JOB:
The entries below need to be written out exactly, with no pictures included.

===== RECORDS FOR THIS TASK

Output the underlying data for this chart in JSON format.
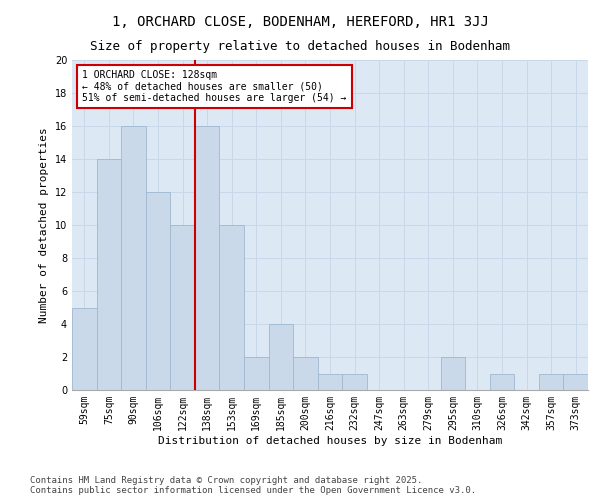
{
  "title": "1, ORCHARD CLOSE, BODENHAM, HEREFORD, HR1 3JJ",
  "subtitle": "Size of property relative to detached houses in Bodenham",
  "xlabel": "Distribution of detached houses by size in Bodenham",
  "ylabel": "Number of detached properties",
  "categories": [
    "59sqm",
    "75sqm",
    "90sqm",
    "106sqm",
    "122sqm",
    "138sqm",
    "153sqm",
    "169sqm",
    "185sqm",
    "200sqm",
    "216sqm",
    "232sqm",
    "247sqm",
    "263sqm",
    "279sqm",
    "295sqm",
    "310sqm",
    "326sqm",
    "342sqm",
    "357sqm",
    "373sqm"
  ],
  "values": [
    5,
    14,
    16,
    12,
    10,
    16,
    10,
    2,
    4,
    2,
    1,
    1,
    0,
    0,
    0,
    2,
    0,
    1,
    0,
    1,
    1
  ],
  "bar_color": "#c9d9ea",
  "bar_edge_color": "#9fb8d0",
  "vline_x_index": 4.5,
  "vline_color": "#cc0000",
  "annotation_text": "1 ORCHARD CLOSE: 128sqm\n← 48% of detached houses are smaller (50)\n51% of semi-detached houses are larger (54) →",
  "annotation_box_facecolor": "#ffffff",
  "annotation_box_edgecolor": "#cc0000",
  "ylim": [
    0,
    20
  ],
  "yticks": [
    0,
    2,
    4,
    6,
    8,
    10,
    12,
    14,
    16,
    18,
    20
  ],
  "grid_color": "#c8d8e8",
  "plot_bg_color": "#dce9f5",
  "fig_bg_color": "#ffffff",
  "footer_text": "Contains HM Land Registry data © Crown copyright and database right 2025.\nContains public sector information licensed under the Open Government Licence v3.0.",
  "title_fontsize": 10,
  "subtitle_fontsize": 9,
  "xlabel_fontsize": 8,
  "ylabel_fontsize": 8,
  "tick_fontsize": 7,
  "annotation_fontsize": 7,
  "footer_fontsize": 6.5
}
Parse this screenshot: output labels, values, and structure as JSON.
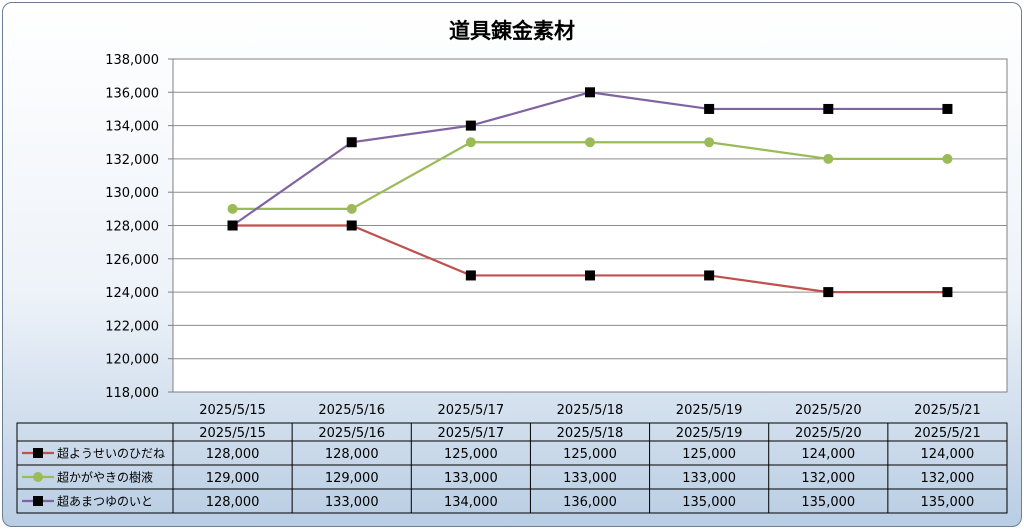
{
  "chart_data": {
    "type": "line",
    "title": "道具錬金素材",
    "categories": [
      "2025/5/15",
      "2025/5/16",
      "2025/5/17",
      "2025/5/18",
      "2025/5/19",
      "2025/5/20",
      "2025/5/21"
    ],
    "y_tick_labels": [
      "138,000",
      "136,000",
      "134,000",
      "132,000",
      "130,000",
      "128,000",
      "126,000",
      "124,000",
      "122,000",
      "120,000",
      "118,000"
    ],
    "ylim": [
      118000,
      138000
    ],
    "grid": true,
    "series": [
      {
        "name": "超ようせいのひだね",
        "color": "#c0504d",
        "marker": "square",
        "values": [
          128000,
          128000,
          125000,
          125000,
          125000,
          124000,
          124000
        ],
        "cells": [
          "128,000",
          "128,000",
          "125,000",
          "125,000",
          "125,000",
          "124,000",
          "124,000"
        ]
      },
      {
        "name": "超かがやきの樹液",
        "color": "#9bbb59",
        "marker": "circle",
        "values": [
          129000,
          129000,
          133000,
          133000,
          133000,
          132000,
          132000
        ],
        "cells": [
          "129,000",
          "129,000",
          "133,000",
          "133,000",
          "133,000",
          "132,000",
          "132,000"
        ]
      },
      {
        "name": "超あまつゆのいと",
        "color": "#8064a2",
        "marker": "square",
        "values": [
          128000,
          133000,
          134000,
          136000,
          135000,
          135000,
          135000
        ],
        "cells": [
          "128,000",
          "133,000",
          "134,000",
          "136,000",
          "135,000",
          "135,000",
          "135,000"
        ]
      }
    ]
  }
}
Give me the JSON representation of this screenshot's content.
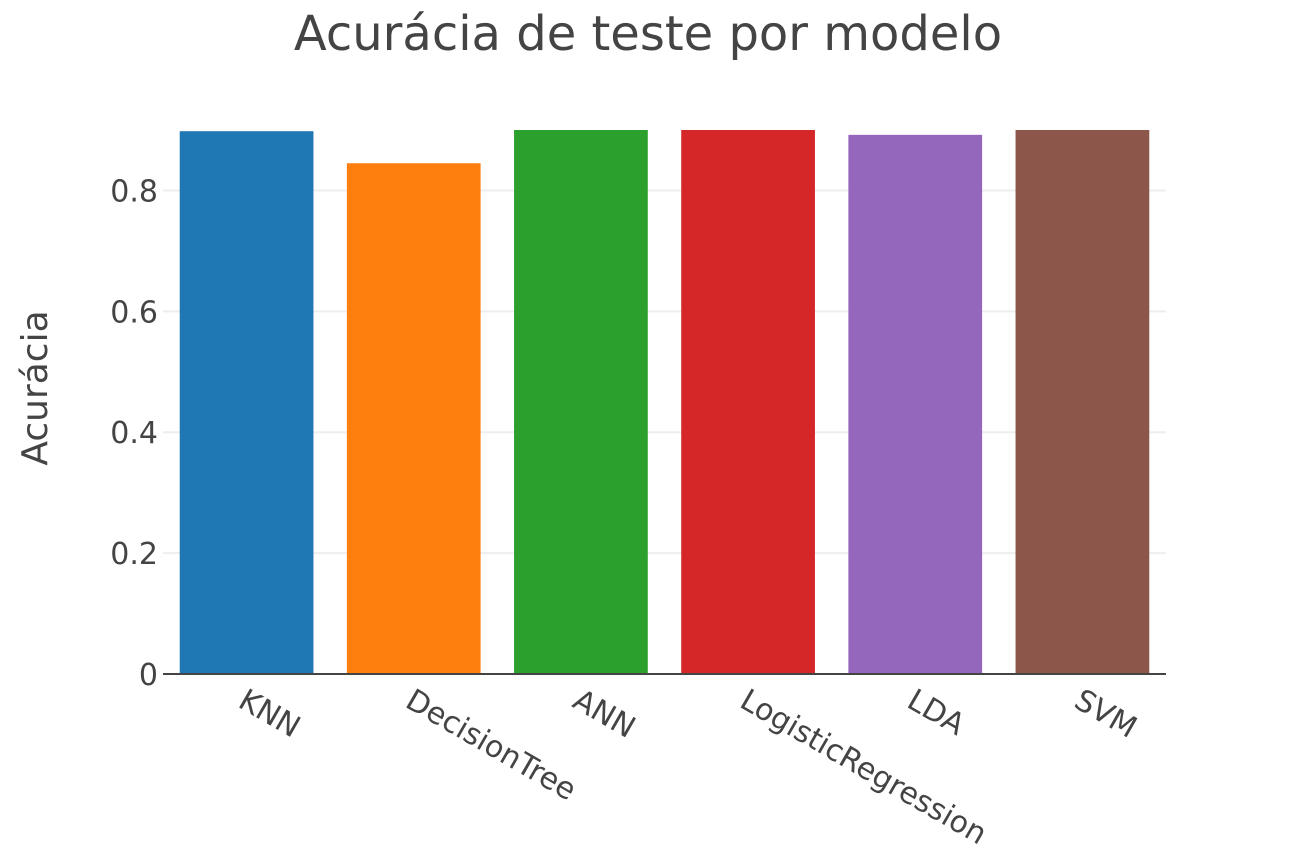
{
  "chart_data": {
    "type": "bar",
    "title": "Acurácia de teste por modelo",
    "xlabel": "",
    "ylabel": "Acurácia",
    "categories": [
      "KNN",
      "DecisionTree",
      "ANN",
      "LogisticRegression",
      "LDA",
      "SVM"
    ],
    "values": [
      0.898,
      0.845,
      0.9,
      0.9,
      0.892,
      0.9
    ],
    "colors": [
      "#1f77b4",
      "#ff7f0e",
      "#2ca02c",
      "#d62728",
      "#9467bd",
      "#8c564b"
    ],
    "ylim": [
      0,
      0.9
    ],
    "yticks": [
      0,
      0.2,
      0.4,
      0.6,
      0.8
    ],
    "ytick_labels": [
      "0",
      "0.2",
      "0.4",
      "0.6",
      "0.8"
    ],
    "grid": true,
    "legend": "none"
  }
}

==========

WRITTEN RESPONSE:
Output the underlying data for this chart in JSON format.
{
  "title": "1, ORCHARD CLOSE, BODENHAM, HEREFORD, HR1 3JJ",
  "subtitle": "Size of property relative to detached houses in Bodenham",
  "xlabel": "Distribution of detached houses by size in Bodenham",
  "ylabel": "Number of detached properties",
  "categories": [
    "59sqm",
    "75sqm",
    "90sqm",
    "106sqm",
    "122sqm",
    "138sqm",
    "153sqm",
    "169sqm",
    "185sqm",
    "200sqm",
    "216sqm",
    "232sqm",
    "247sqm",
    "263sqm",
    "279sqm",
    "295sqm",
    "310sqm",
    "326sqm",
    "342sqm",
    "357sqm",
    "373sqm"
  ],
  "values": [
    5,
    14,
    16,
    12,
    10,
    16,
    10,
    2,
    4,
    2,
    1,
    1,
    0,
    0,
    0,
    2,
    0,
    1,
    0,
    1,
    1
  ],
  "bar_color": "#c9d9ea",
  "bar_edge_color": "#9fb8d0",
  "vline_x_index": 4.5,
  "vline_color": "#cc0000",
  "annotation_text": "1 ORCHARD CLOSE: 128sqm\n← 48% of detached houses are smaller (50)\n51% of semi-detached houses are larger (54) →",
  "annotation_box_facecolor": "#ffffff",
  "annotation_box_edgecolor": "#cc0000",
  "ylim": [
    0,
    20
  ],
  "yticks": [
    0,
    2,
    4,
    6,
    8,
    10,
    12,
    14,
    16,
    18,
    20
  ],
  "grid_color": "#c8d8e8",
  "plot_bg_color": "#dce9f5",
  "fig_bg_color": "#ffffff",
  "footer_text": "Contains HM Land Registry data © Crown copyright and database right 2025.\nContains public sector information licensed under the Open Government Licence v3.0.",
  "title_fontsize": 10,
  "subtitle_fontsize": 9,
  "xlabel_fontsize": 8,
  "ylabel_fontsize": 8,
  "tick_fontsize": 7,
  "annotation_fontsize": 7,
  "footer_fontsize": 6.5
}
Parse this screenshot: output labels, values, and structure as JSON.
{
  "chart_data": {
    "type": "line",
    "title": "道具錬金素材",
    "categories": [
      "2025/5/15",
      "2025/5/16",
      "2025/5/17",
      "2025/5/18",
      "2025/5/19",
      "2025/5/20",
      "2025/5/21"
    ],
    "y_tick_labels": [
      "138,000",
      "136,000",
      "134,000",
      "132,000",
      "130,000",
      "128,000",
      "126,000",
      "124,000",
      "122,000",
      "120,000",
      "118,000"
    ],
    "ylim": [
      118000,
      138000
    ],
    "grid": true,
    "series": [
      {
        "name": "超ようせいのひだね",
        "color": "#c0504d",
        "marker": "square",
        "values": [
          128000,
          128000,
          125000,
          125000,
          125000,
          124000,
          124000
        ],
        "cells": [
          "128,000",
          "128,000",
          "125,000",
          "125,000",
          "125,000",
          "124,000",
          "124,000"
        ]
      },
      {
        "name": "超かがやきの樹液",
        "color": "#9bbb59",
        "marker": "circle",
        "values": [
          129000,
          129000,
          133000,
          133000,
          133000,
          132000,
          132000
        ],
        "cells": [
          "129,000",
          "129,000",
          "133,000",
          "133,000",
          "133,000",
          "132,000",
          "132,000"
        ]
      },
      {
        "name": "超あまつゆのいと",
        "color": "#8064a2",
        "marker": "square",
        "values": [
          128000,
          133000,
          134000,
          136000,
          135000,
          135000,
          135000
        ],
        "cells": [
          "128,000",
          "133,000",
          "134,000",
          "136,000",
          "135,000",
          "135,000",
          "135,000"
        ]
      }
    ]
  }
}
Give me the JSON representation of this screenshot's content.
{
  "chart_data": {
    "type": "bar",
    "title": "Acurácia de teste por modelo",
    "xlabel": "",
    "ylabel": "Acurácia",
    "categories": [
      "KNN",
      "DecisionTree",
      "ANN",
      "LogisticRegression",
      "LDA",
      "SVM"
    ],
    "values": [
      0.898,
      0.845,
      0.9,
      0.9,
      0.892,
      0.9
    ],
    "colors": [
      "#1f77b4",
      "#ff7f0e",
      "#2ca02c",
      "#d62728",
      "#9467bd",
      "#8c564b"
    ],
    "ylim": [
      0,
      0.9
    ],
    "yticks": [
      0,
      0.2,
      0.4,
      0.6,
      0.8
    ],
    "ytick_labels": [
      "0",
      "0.2",
      "0.4",
      "0.6",
      "0.8"
    ],
    "grid": true,
    "legend": "none"
  }
}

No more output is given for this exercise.